Extracted records

####################

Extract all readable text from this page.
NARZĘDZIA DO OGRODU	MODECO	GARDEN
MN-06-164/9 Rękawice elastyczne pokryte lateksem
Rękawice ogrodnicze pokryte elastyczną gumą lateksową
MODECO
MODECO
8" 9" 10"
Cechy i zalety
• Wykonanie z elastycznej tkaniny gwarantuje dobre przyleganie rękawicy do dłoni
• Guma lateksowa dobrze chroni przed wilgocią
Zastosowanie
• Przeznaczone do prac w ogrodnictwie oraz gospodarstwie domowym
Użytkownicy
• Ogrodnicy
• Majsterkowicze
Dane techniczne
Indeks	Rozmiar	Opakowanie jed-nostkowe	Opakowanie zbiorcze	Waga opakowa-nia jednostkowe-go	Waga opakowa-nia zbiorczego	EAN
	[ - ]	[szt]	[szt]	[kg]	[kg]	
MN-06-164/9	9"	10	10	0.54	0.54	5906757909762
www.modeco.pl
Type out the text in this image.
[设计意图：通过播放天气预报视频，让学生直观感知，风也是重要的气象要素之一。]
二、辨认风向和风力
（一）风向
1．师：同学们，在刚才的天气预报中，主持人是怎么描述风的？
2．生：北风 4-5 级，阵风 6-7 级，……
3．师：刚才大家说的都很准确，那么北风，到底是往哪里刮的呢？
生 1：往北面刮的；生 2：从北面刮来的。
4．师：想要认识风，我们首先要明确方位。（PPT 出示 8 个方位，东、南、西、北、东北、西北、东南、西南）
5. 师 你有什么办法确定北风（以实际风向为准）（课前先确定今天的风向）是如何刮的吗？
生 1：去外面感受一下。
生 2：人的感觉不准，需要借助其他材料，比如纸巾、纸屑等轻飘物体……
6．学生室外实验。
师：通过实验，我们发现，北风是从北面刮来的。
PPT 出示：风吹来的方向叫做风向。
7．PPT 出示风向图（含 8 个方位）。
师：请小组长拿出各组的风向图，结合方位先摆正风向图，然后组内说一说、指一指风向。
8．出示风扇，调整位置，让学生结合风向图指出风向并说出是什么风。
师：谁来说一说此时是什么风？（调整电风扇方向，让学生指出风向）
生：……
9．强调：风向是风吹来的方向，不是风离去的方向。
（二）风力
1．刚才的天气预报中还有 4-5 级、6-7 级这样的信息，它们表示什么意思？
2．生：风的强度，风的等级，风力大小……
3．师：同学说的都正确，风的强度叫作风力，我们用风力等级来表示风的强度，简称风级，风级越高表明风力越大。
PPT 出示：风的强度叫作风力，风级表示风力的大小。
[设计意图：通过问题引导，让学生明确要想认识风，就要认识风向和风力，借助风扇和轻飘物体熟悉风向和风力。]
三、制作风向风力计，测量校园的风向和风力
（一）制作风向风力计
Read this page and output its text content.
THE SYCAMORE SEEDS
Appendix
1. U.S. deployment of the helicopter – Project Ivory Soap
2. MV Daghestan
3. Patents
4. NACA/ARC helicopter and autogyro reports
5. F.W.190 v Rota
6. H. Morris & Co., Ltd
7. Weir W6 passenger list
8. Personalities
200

####################

### DESCRIPTION OF THE TASK
Lines from the one containing "Type out the text in this image." through the final line are to be given again verbatim, with nothing before or after.

### RESPONSE BELOW
Type out the text in this image.
[设计意图：通过播放天气预报视频，让学生直观感知，风也是重要的气象要素之一。]
二、辨认风向和风力
（一）风向
1．师：同学们，在刚才的天气预报中，主持人是怎么描述风的？
2．生：北风 4-5 级，阵风 6-7 级，……
3．师：刚才大家说的都很准确，那么北风，到底是往哪里刮的呢？
生 1：往北面刮的；生 2：从北面刮来的。
4．师：想要认识风，我们首先要明确方位。（PPT 出示 8 个方位，东、南、西、北、东北、西北、东南、西南）
5. 师 你有什么办法确定北风（以实际风向为准）（课前先确定今天的风向）是如何刮的吗？
生 1：去外面感受一下。
生 2：人的感觉不准，需要借助其他材料，比如纸巾、纸屑等轻飘物体……
6．学生室外实验。
师：通过实验，我们发现，北风是从北面刮来的。
PPT 出示：风吹来的方向叫做风向。
7．PPT 出示风向图（含 8 个方位）。
师：请小组长拿出各组的风向图，结合方位先摆正风向图，然后组内说一说、指一指风向。
8．出示风扇，调整位置，让学生结合风向图指出风向并说出是什么风。
师：谁来说一说此时是什么风？（调整电风扇方向，让学生指出风向）
生：……
9．强调：风向是风吹来的方向，不是风离去的方向。
（二）风力
1．刚才的天气预报中还有 4-5 级、6-7 级这样的信息，它们表示什么意思？
2．生：风的强度，风的等级，风力大小……
3．师：同学说的都正确，风的强度叫作风力，我们用风力等级来表示风的强度，简称风级，风级越高表明风力越大。
PPT 出示：风的强度叫作风力，风级表示风力的大小。
[设计意图：通过问题引导，让学生明确要想认识风，就要认识风向和风力，借助风扇和轻飘物体熟悉风向和风力。]
三、制作风向风力计，测量校园的风向和风力
（一）制作风向风力计
Read this page and output its text content.
THE SYCAMORE SEEDS
Appendix
1. U.S. deployment of the helicopter – Project Ivory Soap
2. MV Daghestan
3. Patents
4. NACA/ARC helicopter and autogyro reports
5. F.W.190 v Rota
6. H. Morris & Co., Ltd
7. Weir W6 passenger list
8. Personalities
200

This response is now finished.